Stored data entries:
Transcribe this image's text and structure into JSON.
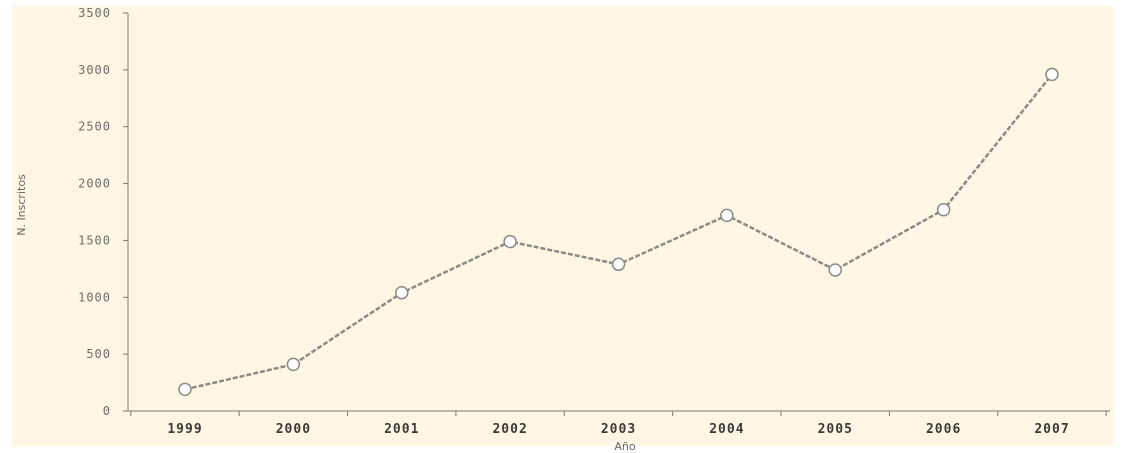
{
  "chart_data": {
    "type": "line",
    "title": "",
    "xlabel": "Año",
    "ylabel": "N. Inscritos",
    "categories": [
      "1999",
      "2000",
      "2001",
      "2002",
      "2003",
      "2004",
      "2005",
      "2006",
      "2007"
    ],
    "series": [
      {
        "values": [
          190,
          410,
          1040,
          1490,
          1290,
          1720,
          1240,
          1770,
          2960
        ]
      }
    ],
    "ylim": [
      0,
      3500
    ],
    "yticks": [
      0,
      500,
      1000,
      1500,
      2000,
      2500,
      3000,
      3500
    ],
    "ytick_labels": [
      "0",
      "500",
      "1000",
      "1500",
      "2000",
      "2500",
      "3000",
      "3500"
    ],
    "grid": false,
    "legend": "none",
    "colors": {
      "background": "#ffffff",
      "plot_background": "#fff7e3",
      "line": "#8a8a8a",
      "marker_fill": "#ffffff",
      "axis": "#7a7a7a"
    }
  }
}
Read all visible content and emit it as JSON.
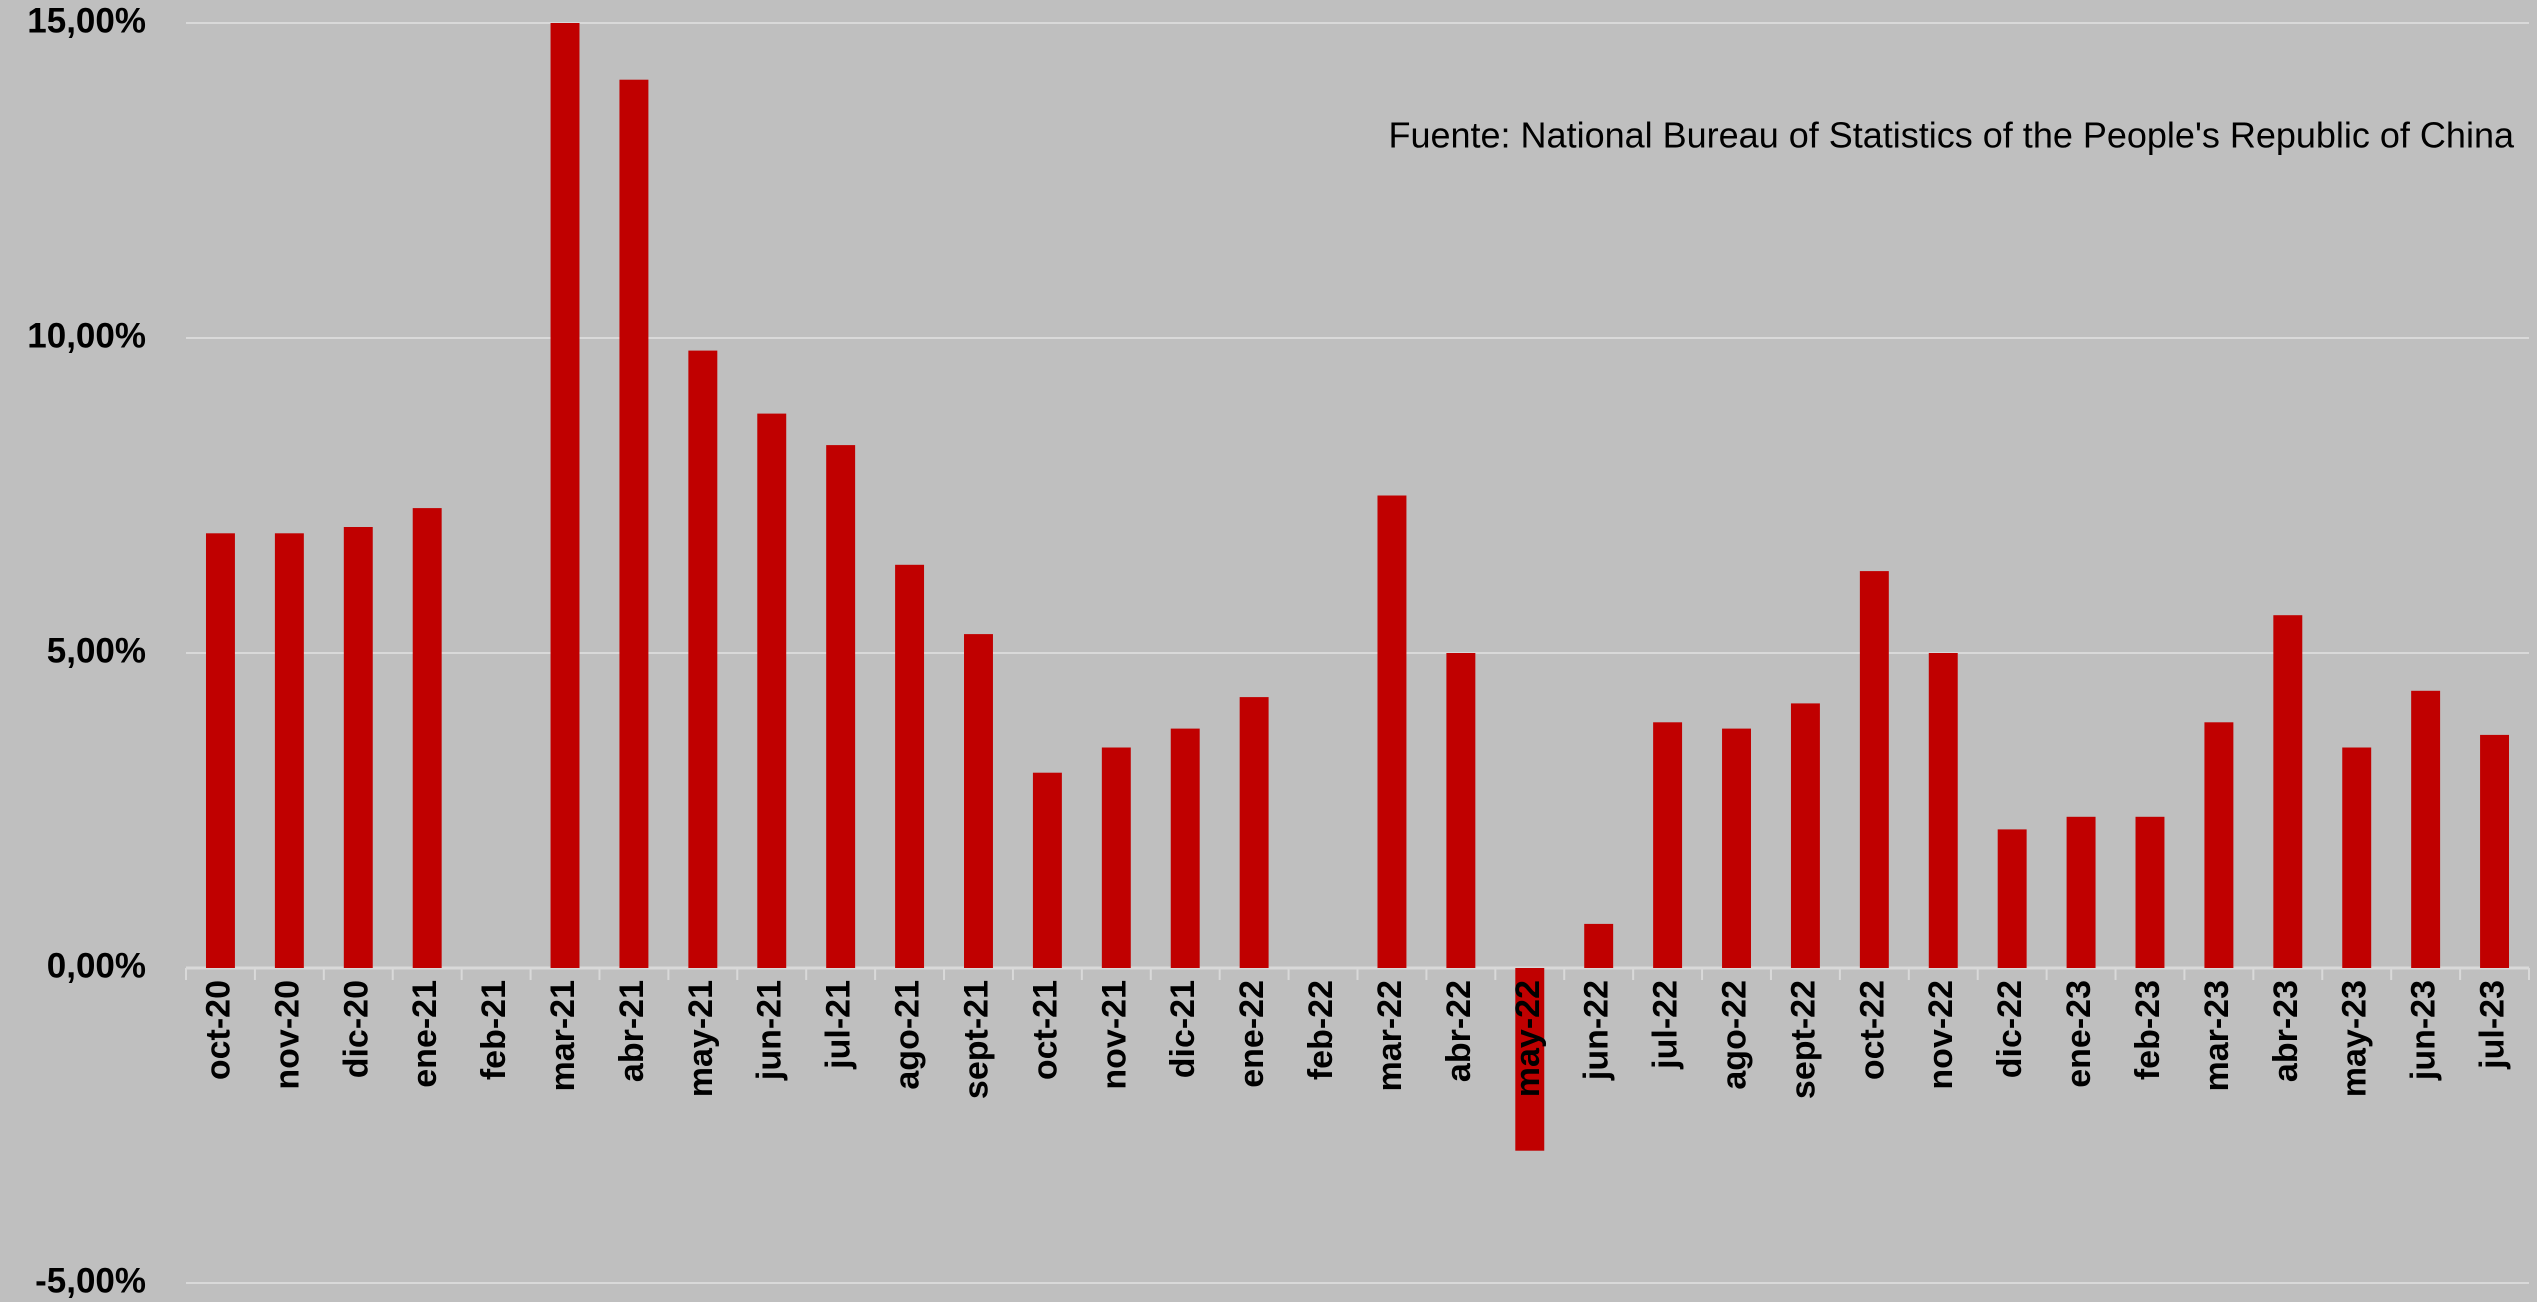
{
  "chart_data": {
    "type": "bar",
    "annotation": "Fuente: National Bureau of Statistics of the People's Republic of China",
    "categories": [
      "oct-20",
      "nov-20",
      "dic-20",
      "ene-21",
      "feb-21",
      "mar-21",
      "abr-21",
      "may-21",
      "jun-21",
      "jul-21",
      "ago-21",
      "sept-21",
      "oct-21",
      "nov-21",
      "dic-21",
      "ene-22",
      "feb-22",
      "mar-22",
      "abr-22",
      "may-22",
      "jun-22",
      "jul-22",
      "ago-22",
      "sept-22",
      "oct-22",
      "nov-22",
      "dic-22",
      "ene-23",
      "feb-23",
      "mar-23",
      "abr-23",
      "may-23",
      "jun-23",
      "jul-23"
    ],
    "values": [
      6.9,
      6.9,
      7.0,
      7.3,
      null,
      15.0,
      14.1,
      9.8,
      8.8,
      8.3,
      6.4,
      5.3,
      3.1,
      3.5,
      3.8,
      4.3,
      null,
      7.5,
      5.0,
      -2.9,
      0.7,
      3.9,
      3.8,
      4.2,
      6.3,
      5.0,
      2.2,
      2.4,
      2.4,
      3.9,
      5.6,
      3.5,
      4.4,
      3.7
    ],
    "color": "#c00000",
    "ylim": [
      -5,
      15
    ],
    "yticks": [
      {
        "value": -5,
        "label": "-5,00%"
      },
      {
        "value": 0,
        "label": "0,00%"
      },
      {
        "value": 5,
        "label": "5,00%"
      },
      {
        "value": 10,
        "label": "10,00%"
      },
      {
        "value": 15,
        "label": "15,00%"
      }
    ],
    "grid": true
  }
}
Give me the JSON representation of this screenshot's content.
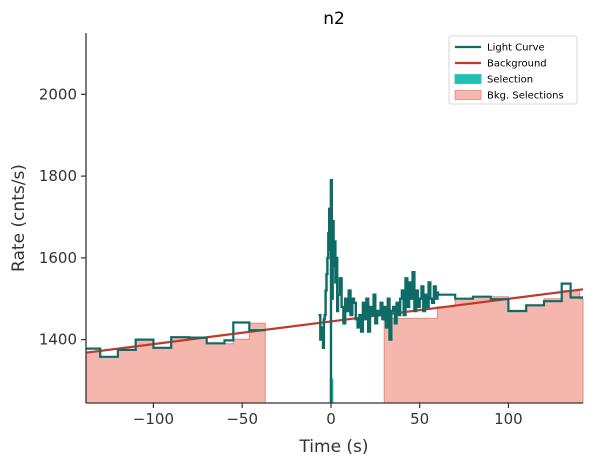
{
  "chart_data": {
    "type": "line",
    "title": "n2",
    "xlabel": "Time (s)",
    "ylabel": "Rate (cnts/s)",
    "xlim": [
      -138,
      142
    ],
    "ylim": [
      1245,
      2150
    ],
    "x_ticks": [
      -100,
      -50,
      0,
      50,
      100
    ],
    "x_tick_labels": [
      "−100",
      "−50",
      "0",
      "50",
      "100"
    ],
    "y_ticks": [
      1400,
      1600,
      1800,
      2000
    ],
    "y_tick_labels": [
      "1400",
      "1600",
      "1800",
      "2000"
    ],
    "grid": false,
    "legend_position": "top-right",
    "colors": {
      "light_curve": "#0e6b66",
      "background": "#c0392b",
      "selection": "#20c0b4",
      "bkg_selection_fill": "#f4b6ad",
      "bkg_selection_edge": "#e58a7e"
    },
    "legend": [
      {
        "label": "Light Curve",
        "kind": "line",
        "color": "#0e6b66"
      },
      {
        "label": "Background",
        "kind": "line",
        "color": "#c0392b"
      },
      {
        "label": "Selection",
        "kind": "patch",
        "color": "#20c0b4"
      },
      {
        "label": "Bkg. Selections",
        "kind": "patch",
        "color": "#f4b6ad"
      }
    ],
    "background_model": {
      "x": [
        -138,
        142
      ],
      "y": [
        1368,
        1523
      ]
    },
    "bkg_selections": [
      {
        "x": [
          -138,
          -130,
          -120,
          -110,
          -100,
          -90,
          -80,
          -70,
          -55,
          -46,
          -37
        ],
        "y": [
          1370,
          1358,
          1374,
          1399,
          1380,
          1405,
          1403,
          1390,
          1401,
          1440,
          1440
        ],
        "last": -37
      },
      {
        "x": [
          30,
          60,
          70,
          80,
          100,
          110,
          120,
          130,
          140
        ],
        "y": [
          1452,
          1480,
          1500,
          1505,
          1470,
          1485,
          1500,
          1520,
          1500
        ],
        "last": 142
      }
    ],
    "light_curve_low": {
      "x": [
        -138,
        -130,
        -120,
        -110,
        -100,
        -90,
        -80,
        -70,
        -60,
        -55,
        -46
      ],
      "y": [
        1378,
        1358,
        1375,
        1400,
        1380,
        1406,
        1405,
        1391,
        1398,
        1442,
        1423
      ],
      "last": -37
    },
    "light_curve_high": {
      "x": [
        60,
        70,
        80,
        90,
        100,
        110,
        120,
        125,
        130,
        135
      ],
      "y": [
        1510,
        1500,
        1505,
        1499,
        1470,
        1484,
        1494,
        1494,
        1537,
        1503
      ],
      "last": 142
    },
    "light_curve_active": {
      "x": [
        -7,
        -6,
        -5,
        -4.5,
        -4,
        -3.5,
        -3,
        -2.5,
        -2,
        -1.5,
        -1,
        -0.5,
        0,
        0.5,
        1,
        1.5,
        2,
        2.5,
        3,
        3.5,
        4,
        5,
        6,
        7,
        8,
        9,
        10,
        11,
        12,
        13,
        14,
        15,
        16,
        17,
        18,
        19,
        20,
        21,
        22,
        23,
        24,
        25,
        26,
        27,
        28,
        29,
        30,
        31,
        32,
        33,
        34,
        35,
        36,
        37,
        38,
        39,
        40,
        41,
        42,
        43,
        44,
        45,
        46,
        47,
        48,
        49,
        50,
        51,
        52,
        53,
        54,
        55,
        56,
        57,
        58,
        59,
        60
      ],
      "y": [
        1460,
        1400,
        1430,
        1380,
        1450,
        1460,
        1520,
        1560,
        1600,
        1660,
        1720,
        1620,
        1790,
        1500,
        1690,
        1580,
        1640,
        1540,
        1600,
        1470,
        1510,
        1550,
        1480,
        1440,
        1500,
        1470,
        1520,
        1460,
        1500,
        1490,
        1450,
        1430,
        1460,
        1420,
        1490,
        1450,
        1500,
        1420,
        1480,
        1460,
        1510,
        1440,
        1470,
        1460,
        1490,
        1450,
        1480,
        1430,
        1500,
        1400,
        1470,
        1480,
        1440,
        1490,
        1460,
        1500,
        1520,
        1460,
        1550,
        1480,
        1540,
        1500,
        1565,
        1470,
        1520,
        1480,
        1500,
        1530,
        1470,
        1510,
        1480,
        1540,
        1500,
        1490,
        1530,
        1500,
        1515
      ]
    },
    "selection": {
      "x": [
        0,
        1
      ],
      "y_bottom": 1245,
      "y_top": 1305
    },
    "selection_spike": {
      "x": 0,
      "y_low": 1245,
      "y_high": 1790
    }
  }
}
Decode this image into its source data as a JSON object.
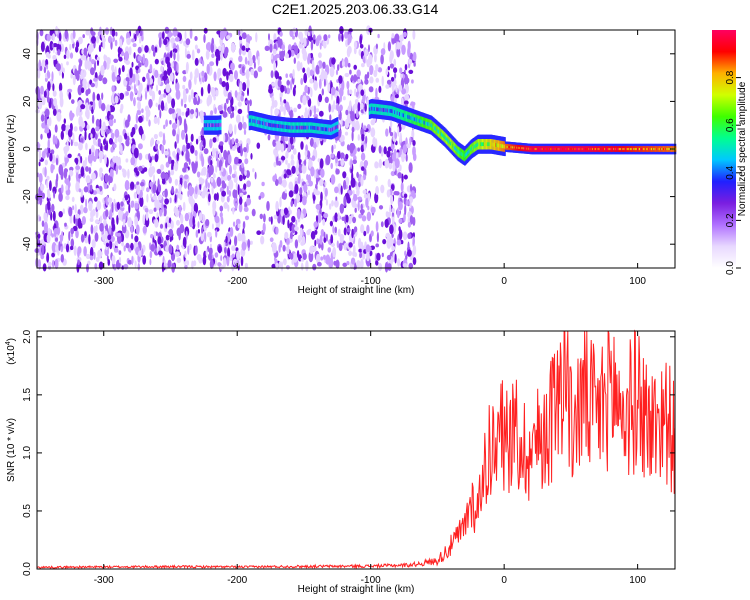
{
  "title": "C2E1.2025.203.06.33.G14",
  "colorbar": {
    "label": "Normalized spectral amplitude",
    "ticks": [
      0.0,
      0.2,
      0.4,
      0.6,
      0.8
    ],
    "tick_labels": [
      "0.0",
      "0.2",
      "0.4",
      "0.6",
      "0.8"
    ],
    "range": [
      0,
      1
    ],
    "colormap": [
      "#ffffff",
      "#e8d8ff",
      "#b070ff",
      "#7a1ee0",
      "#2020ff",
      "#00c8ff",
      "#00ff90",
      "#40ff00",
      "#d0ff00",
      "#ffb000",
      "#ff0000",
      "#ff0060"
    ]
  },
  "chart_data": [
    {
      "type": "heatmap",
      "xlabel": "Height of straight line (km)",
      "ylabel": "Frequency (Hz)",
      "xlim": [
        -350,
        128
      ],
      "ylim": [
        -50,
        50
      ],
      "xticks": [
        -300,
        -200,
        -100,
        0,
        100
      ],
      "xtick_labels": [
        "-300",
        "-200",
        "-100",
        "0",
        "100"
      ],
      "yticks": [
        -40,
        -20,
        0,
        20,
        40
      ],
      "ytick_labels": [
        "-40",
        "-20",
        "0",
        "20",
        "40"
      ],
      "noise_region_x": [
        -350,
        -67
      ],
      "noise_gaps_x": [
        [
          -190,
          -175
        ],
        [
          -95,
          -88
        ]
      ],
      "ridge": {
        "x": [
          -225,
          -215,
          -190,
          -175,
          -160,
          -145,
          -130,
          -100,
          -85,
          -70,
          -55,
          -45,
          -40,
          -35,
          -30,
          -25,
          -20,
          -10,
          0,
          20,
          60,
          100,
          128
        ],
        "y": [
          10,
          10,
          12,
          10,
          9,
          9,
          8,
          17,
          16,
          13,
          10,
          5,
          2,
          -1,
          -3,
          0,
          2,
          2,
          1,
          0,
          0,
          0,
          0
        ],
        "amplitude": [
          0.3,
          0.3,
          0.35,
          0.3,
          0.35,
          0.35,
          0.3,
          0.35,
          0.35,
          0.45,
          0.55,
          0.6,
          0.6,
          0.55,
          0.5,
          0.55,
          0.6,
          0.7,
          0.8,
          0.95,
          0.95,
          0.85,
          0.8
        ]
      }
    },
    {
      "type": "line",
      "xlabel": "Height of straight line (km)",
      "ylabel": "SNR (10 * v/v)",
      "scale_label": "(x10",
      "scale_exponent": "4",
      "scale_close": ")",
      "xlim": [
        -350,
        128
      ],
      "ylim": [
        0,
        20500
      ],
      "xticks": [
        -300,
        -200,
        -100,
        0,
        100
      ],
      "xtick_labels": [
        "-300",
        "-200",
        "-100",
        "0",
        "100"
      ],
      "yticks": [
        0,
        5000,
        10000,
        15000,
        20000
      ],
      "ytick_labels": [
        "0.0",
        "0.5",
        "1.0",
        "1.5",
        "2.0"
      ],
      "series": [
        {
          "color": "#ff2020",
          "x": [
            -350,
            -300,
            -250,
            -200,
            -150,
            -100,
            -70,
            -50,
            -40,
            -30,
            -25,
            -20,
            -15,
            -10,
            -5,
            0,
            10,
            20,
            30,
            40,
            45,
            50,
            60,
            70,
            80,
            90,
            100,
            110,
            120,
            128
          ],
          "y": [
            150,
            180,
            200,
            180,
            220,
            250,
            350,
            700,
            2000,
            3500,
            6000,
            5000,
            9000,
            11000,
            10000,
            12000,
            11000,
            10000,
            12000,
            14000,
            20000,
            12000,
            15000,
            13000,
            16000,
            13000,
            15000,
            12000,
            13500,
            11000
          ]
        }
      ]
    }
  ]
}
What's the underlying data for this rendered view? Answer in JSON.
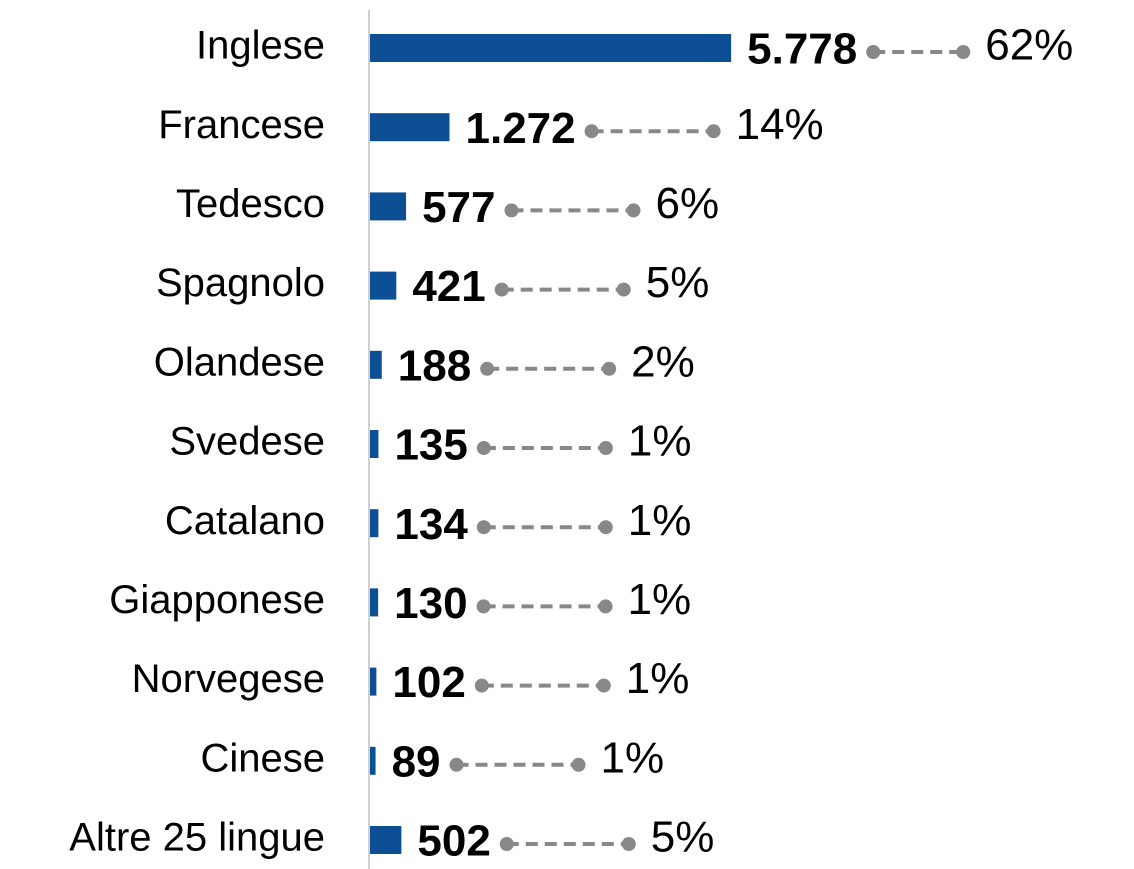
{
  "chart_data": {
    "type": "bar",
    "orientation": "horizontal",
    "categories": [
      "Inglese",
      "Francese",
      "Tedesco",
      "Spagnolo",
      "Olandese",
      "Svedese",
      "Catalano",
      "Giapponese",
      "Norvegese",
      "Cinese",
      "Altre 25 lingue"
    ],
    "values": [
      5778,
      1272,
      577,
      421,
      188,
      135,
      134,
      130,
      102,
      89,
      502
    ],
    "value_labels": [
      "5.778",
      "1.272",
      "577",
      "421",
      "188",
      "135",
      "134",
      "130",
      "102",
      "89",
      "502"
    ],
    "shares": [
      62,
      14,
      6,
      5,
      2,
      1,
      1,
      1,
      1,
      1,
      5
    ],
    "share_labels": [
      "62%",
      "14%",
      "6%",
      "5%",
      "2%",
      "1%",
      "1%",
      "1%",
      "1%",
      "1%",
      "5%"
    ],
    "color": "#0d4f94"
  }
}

DIRECTIONS. Check each line in the listing above for the string "title", then report how many lines contain it, with no other text.

IN RESPONSE. 3